* [SET EXERCISE 1]: Please reproduce verbatim the lines of the records between the one containing "restore-button[interactable]: RESTORE [1183,617,1263,659]" and the one containing "color-swatch[interactable] [1094,304,1109,319]", inclusive.

* [SOURCE]:
Re: new BGP hijack & visibility tool “BGPalerter”

16 Aug 2019

      On Fri, Aug 16, 2019 at 5:02 AM Robert Kisteleki <robert@ripe.net> wrote:
...
Hi,
On 2019-08-15 17:38, Christopher Morrow wrote:
...
This looks like fun!
(a few questions for the RIPE folk, I think though below)
What is the expected load of streaming clients on the RIPE service? (I
wonder because I was/am messing about with something similar, though
less node and js... not that that's relevant here).
One of the (IMO) most useful features is that you can filter what you
want to receive. In fact this makes the service useful :-) So unless you
want to tune in to a significant portion of BGP chatter, the load should
not be substantial.
yup, I can see a usecase clearly for: "This is my prefix set, and my
transit-as-set, tell me when there are deviations" (which is probably
2 different connections with 2 different filters to the not-fire-hose
feed - oh the docs say you can provide more than one filter, ok...
cool)

The firehose is perhaps more friendly for folk like an ISP that could
offer some form of monitoring for their customer's prefixes?
It's also useful (to me anyway) to tell me: "I see prefix-A picked up
a new Origin? odd?" or "Wow, someone 7007'd themselves!"

which isn't clearly (to me anyway) simple to do in the 'not firehose'
version of the stream/service...

The firehose also looks like a great feed to add to my other internal
route monitoring things:
  1) get bgp data from my firewall's upstream devices
  2) get bgp from my internal network
  3) eat bmp from my PE/CE device set
  4) add rislive-firehose
  5) add routeviews/ris update data when available (poll each 15m min,
process mrt && ingest data)

determine what patterns/filters/thigns I want to monitor: "did prefixX
just change upstream ASN and I should bias traffic differently toward
that prefix?" etc...
...
...
I hadn't seen the ripe folk pipe up anywhere with what their SLO/etc
is for the ris-live service? (except their quip about: "used to run in
a tmux session I had to occassioanlly ssh into <foo> and restart when
<foo> rebooted" I believe the end of that quip in Iceland was: "and
now its' running as a real service")

* [DATASET ROWS]:
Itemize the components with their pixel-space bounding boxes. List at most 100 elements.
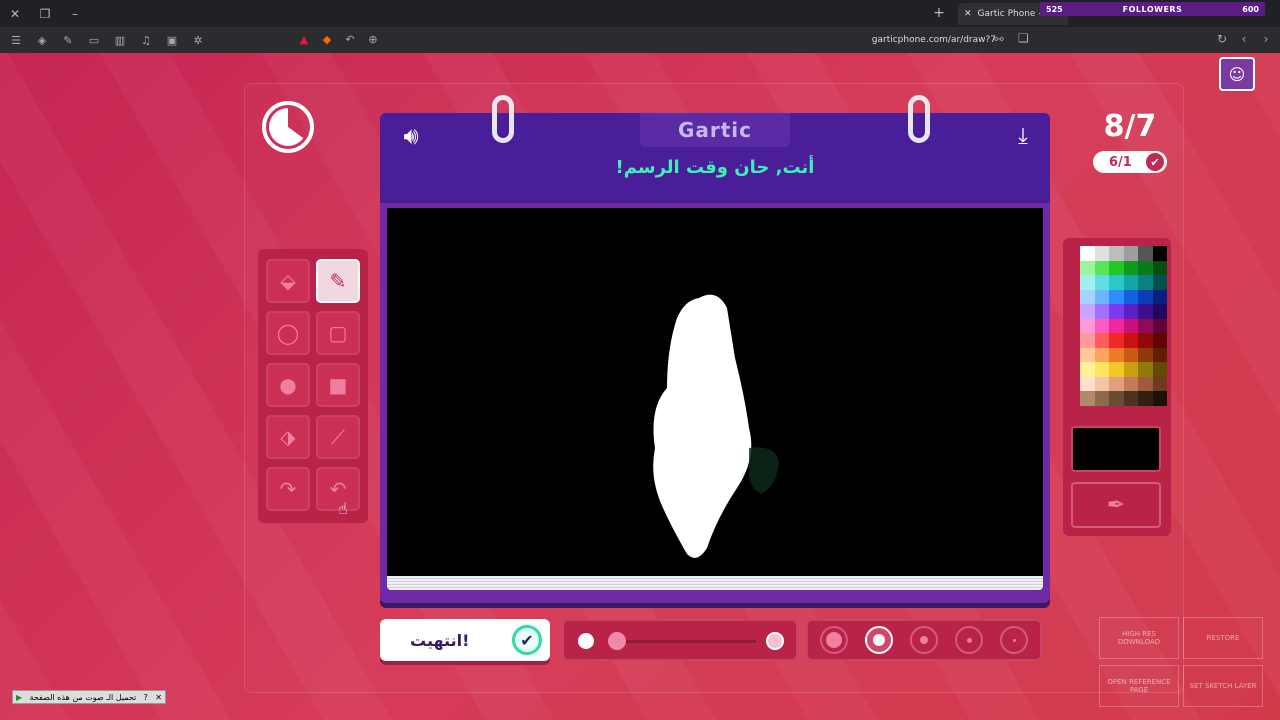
restore-button[interactable]: RESTORE [1183,617,1263,659]
color-swatch[interactable] [1094,318,1109,333]
color-swatch[interactable] [1152,260,1167,275]
color-swatch[interactable] [1138,347,1153,362]
eraser-tool-icon[interactable]: ⬙ [266,259,310,303]
brush-size-md[interactable] [910,626,938,654]
color-swatch[interactable] [1109,289,1124,304]
color-swatch[interactable] [1094,304,1109,319]
color-swatch[interactable] [1109,260,1124,275]
color-swatch[interactable] [1123,275,1138,290]
color-swatch[interactable] [1138,318,1153,333]
color-swatch[interactable] [1152,246,1167,261]
shield-icon[interactable]: ◈ [32,30,52,50]
pin-icon[interactable]: ✎ [58,30,78,50]
download-icon[interactable]: ⤓ [1008,121,1038,151]
color-swatch[interactable] [1094,246,1109,261]
color-swatch[interactable] [1080,246,1095,261]
color-swatch[interactable] [1138,362,1153,377]
forward-icon[interactable]: › [1258,29,1274,49]
color-swatch[interactable] [1094,289,1109,304]
opacity-slider[interactable] [562,619,798,661]
set-sketch-layer-button[interactable]: SET SKETCH LAYER [1183,665,1263,707]
color-swatch[interactable] [1080,304,1095,319]
color-swatch[interactable] [1152,275,1167,290]
close-popup-icon[interactable]: ✕ [155,693,162,702]
color-swatch[interactable] [1138,376,1153,391]
color-swatch[interactable] [1152,304,1167,319]
music-icon[interactable]: ♫ [136,30,156,50]
color-swatch[interactable] [1094,376,1109,391]
color-swatch[interactable] [1152,362,1167,377]
play-icon[interactable]: ▶ [16,693,22,702]
color-swatch[interactable] [1080,376,1095,391]
color-swatch[interactable] [1080,362,1095,377]
extension-popup-bar[interactable]: ▶ تحميل الـ صوت من هذه الصفحة ? ✕ [12,690,166,704]
color-swatch[interactable] [1138,304,1153,319]
color-swatch[interactable] [1138,260,1153,275]
color-swatch[interactable] [1080,391,1095,406]
color-swatches[interactable] [1080,246,1168,406]
brave-icon[interactable]: ▲ [295,30,313,48]
color-swatch[interactable] [1094,333,1109,348]
color-swatch[interactable] [1123,362,1138,377]
color-swatch[interactable] [1094,275,1109,290]
line-tool-icon[interactable]: ⟋ [316,415,360,459]
extension-icon[interactable]: ✲ [188,30,208,50]
color-swatch[interactable] [1152,347,1167,362]
pencil-tool-icon[interactable]: ✎ [316,259,360,303]
done-button[interactable]: انتهيت! ✔ [380,619,550,661]
color-swatch[interactable] [1152,318,1167,333]
brush-size-lg[interactable] [865,626,893,654]
color-swatch[interactable] [1123,376,1138,391]
color-swatch[interactable] [1080,289,1095,304]
color-swatch[interactable] [1152,391,1167,406]
close-window-icon[interactable]: ✕ [0,0,30,27]
help-icon[interactable]: ? [144,693,148,702]
color-swatch[interactable] [1080,318,1095,333]
minimize-window-icon[interactable]: – [60,0,90,27]
color-swatch[interactable] [1123,289,1138,304]
color-swatch[interactable] [1138,333,1153,348]
link-icon[interactable]: ⚯ [990,30,1008,48]
color-swatch[interactable] [1109,347,1124,362]
color-swatch[interactable] [1123,347,1138,362]
opacity-handle[interactable] [608,632,626,650]
color-swatch[interactable] [1080,333,1095,348]
color-swatch[interactable] [1109,376,1124,391]
color-swatch[interactable] [1094,260,1109,275]
brush-size-xs[interactable] [1000,626,1028,654]
color-swatch[interactable] [1138,391,1153,406]
speaker-icon[interactable]: 🔊︎ [394,121,428,151]
back-arrow-icon[interactable]: ↶ [341,30,359,48]
color-swatch[interactable] [1109,391,1124,406]
color-swatch[interactable] [1123,333,1138,348]
drawing-canvas[interactable] [387,208,1043,576]
color-swatch[interactable] [1109,275,1124,290]
color-swatch[interactable] [1080,260,1095,275]
color-swatch[interactable] [1123,318,1138,333]
high-res-download-button[interactable]: HIGH RES DOWNLOAD [1099,617,1179,659]
color-swatch[interactable] [1152,376,1167,391]
color-swatch[interactable] [1109,304,1124,319]
ellipse-outline-tool-icon[interactable]: ◯ [266,311,310,355]
panel-icon[interactable]: ▣ [162,30,182,50]
menu-icon[interactable]: ☰ [6,30,26,50]
color-swatch[interactable] [1138,289,1153,304]
restore-window-icon[interactable]: ❐ [30,0,60,27]
brave-shield-icon[interactable]: ◆ [318,30,336,48]
back-icon[interactable]: ‹ [1236,29,1252,49]
address-bar[interactable]: garticphone.com/ar/draw?7 [860,31,1000,49]
color-swatch[interactable] [1080,275,1095,290]
color-swatch[interactable] [1109,246,1124,261]
color-swatch[interactable] [1094,391,1109,406]
color-swatch[interactable] [1080,347,1095,362]
color-swatch[interactable] [1138,246,1153,261]
redo-icon[interactable]: ↷ [266,467,310,511]
color-swatch[interactable] [1123,304,1138,319]
sidebar-icon[interactable]: ▥ [110,30,130,50]
zoom-icon[interactable]: ⊕ [364,30,382,48]
eyedropper-icon[interactable]: ✒ [1071,482,1161,528]
rectangle-outline-tool-icon[interactable]: ▢ [316,311,360,355]
color-swatch[interactable] [1094,362,1109,377]
reload-icon[interactable]: ↻ [1214,29,1230,49]
color-swatch[interactable] [1123,246,1138,261]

* [SET EXERCISE 2]: Rewrite the passage of the BGPalerter thread between "It's also useful" and "mrt && ingest data)", inclusive, with "internal network" changed to "core network".

* [CORRECT RESPONSE 1]:
restore-button[interactable]: RESTORE [1183,617,1263,659]
color-swatch[interactable] [1094,318,1109,333]
color-swatch[interactable] [1152,260,1167,275]
color-swatch[interactable] [1138,347,1153,362]
eraser-tool-icon[interactable]: ⬙ [266,259,310,303]
brush-size-md[interactable] [910,626,938,654]
color-swatch[interactable] [1109,289,1124,304]
color-swatch[interactable] [1094,304,1109,319]

* [CORRECT RESPONSE 2]:
It's also useful (to me anyway) to tell me: "I see prefix-A picked up
a new Origin? odd?" or "Wow, someone 7007'd themselves!"

which isn't clearly (to me anyway) simple to do in the 'not firehose'
version of the stream/service...

The firehose also looks like a great feed to add to my other internal
route monitoring things:
  1) get bgp data from my firewall's upstream devices
  2) get bgp from my core network
  3) eat bmp from my PE/CE device set
  4) add rislive-firehose
  5) add routeviews/ris update data when available (poll each 15m min,
process mrt && ingest data)